_Short task_: Extract every line below that contains the word "energy".
** start Entries shown **
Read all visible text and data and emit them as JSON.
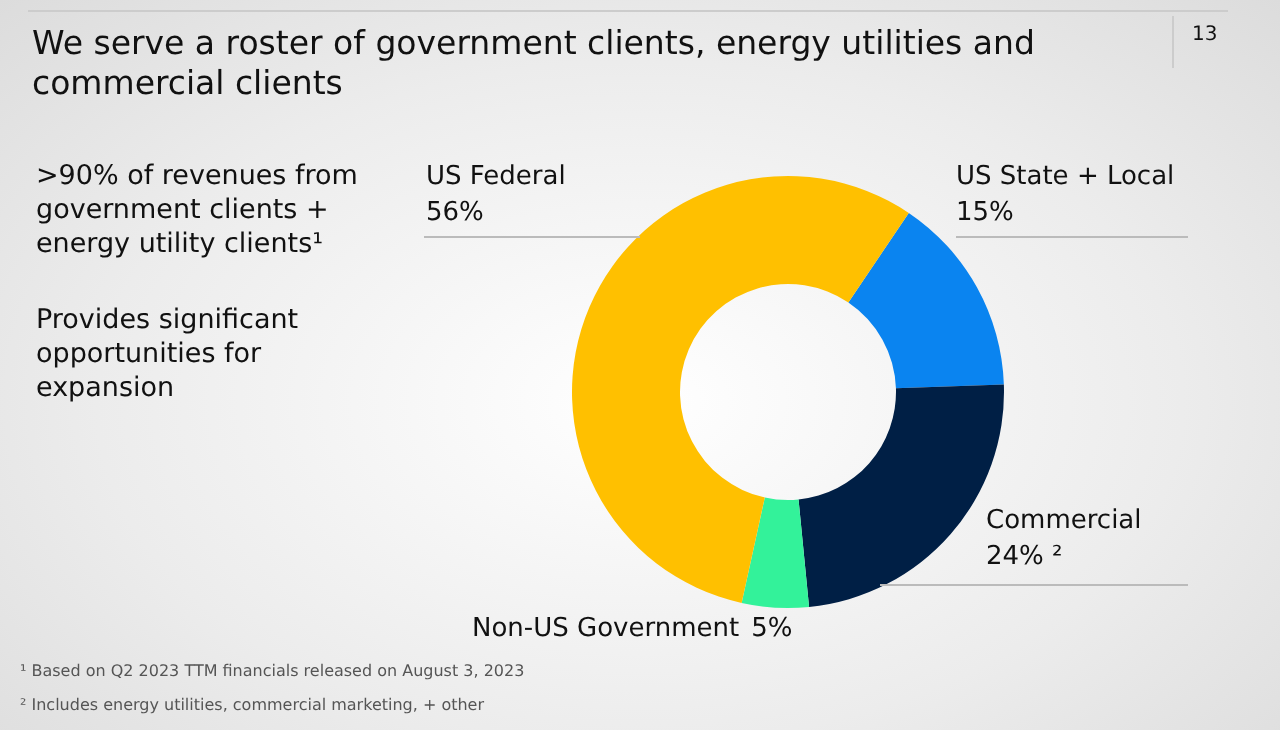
{
  "chart_data": {
    "type": "donut",
    "title": "We serve a roster of government clients, energy utilities and commercial clients",
    "categories": [
      "US State + Local",
      "Commercial",
      "Non-US Government",
      "US Federal"
    ],
    "values": [
      15,
      24,
      5,
      56
    ],
    "value_labels": [
      "15%",
      "24% ²",
      "5%",
      "56%"
    ],
    "colors": [
      "#0a84f0",
      "#001f45",
      "#33f29a",
      "#ffc000"
    ],
    "annotations": [
      "13",
      ">90% of revenues from government clients + energy utility clients¹",
      "Provides significant opportunities for expansion",
      "¹ Based on Q2 2023 TTM financials released on August 3, 2023",
      "² Includes energy utilities, commercial marketing, + other"
    ]
  }
}
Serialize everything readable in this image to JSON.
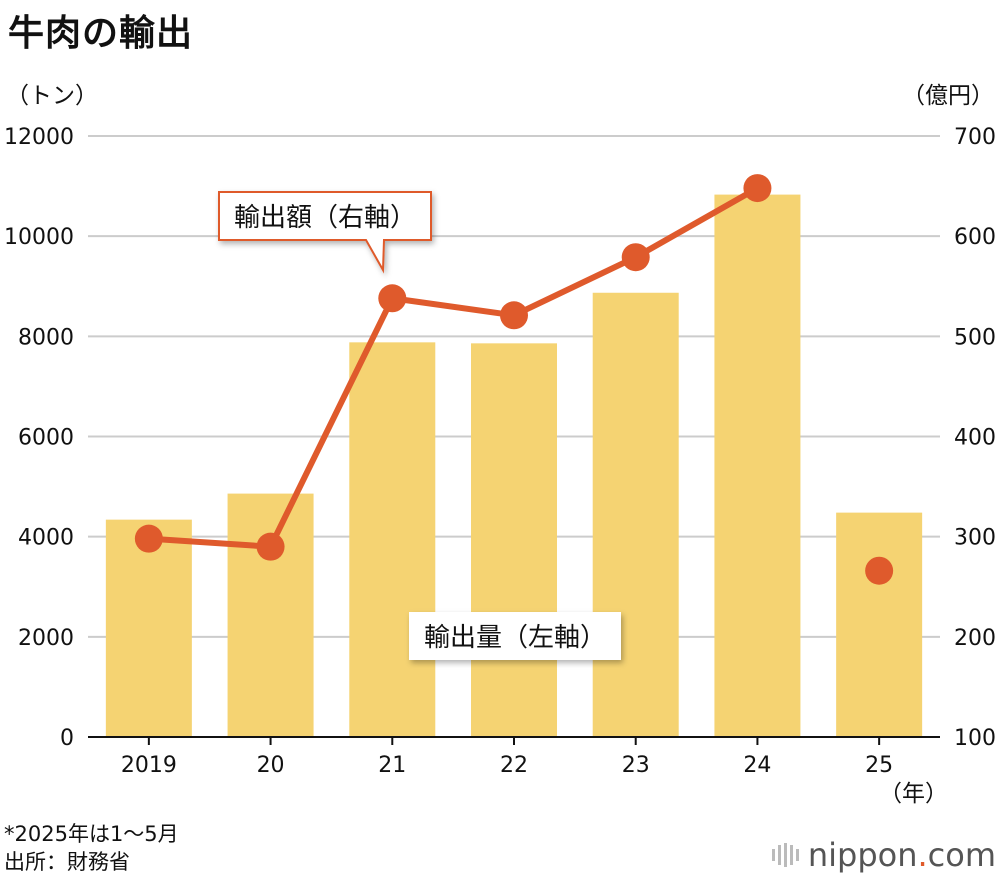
{
  "title": "牛肉の輸出",
  "units": {
    "left": "（トン）",
    "right": "（億円）",
    "x": "（年）"
  },
  "notes": {
    "note1": "*2025年は1～5月",
    "note2": "出所：財務省"
  },
  "logo": {
    "name": "nippon",
    "dot": ".",
    "tld": "com"
  },
  "colors": {
    "bar": "#f5d372",
    "line": "#df5a2c",
    "grid": "#cccccc",
    "callout_border": "#df5a2c",
    "logo_dot": "#e05a2a"
  },
  "chart_data": {
    "type": "bar+line",
    "categories": [
      "2019",
      "20",
      "21",
      "22",
      "23",
      "24",
      "25"
    ],
    "left_axis": {
      "ticks": [
        "12000",
        "10000",
        "8000",
        "6000",
        "4000",
        "2000",
        "0"
      ],
      "ylim": [
        0,
        12000
      ]
    },
    "right_axis": {
      "ticks": [
        "700",
        "600",
        "500",
        "400",
        "300",
        "200",
        "100"
      ],
      "ylim": [
        100,
        700
      ]
    },
    "series": [
      {
        "name": "輸出量（左軸）",
        "type": "bar",
        "axis": "left",
        "values": [
          4340,
          4860,
          7880,
          7860,
          8870,
          10830,
          4480
        ]
      },
      {
        "name": "輸出額（右軸）",
        "type": "line",
        "axis": "right",
        "values": [
          298,
          290,
          538,
          521,
          579,
          648,
          266
        ],
        "line_breaks_after_index": 5
      }
    ],
    "grid": true
  }
}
** end Entries shown **
_Reply to the exercise_:
    "title": "We serve a roster of government clients, energy utilities and commercial clients",
      ">90% of revenues from government clients + energy utility clients¹",
      "² Includes energy utilities, commercial marketing, + other"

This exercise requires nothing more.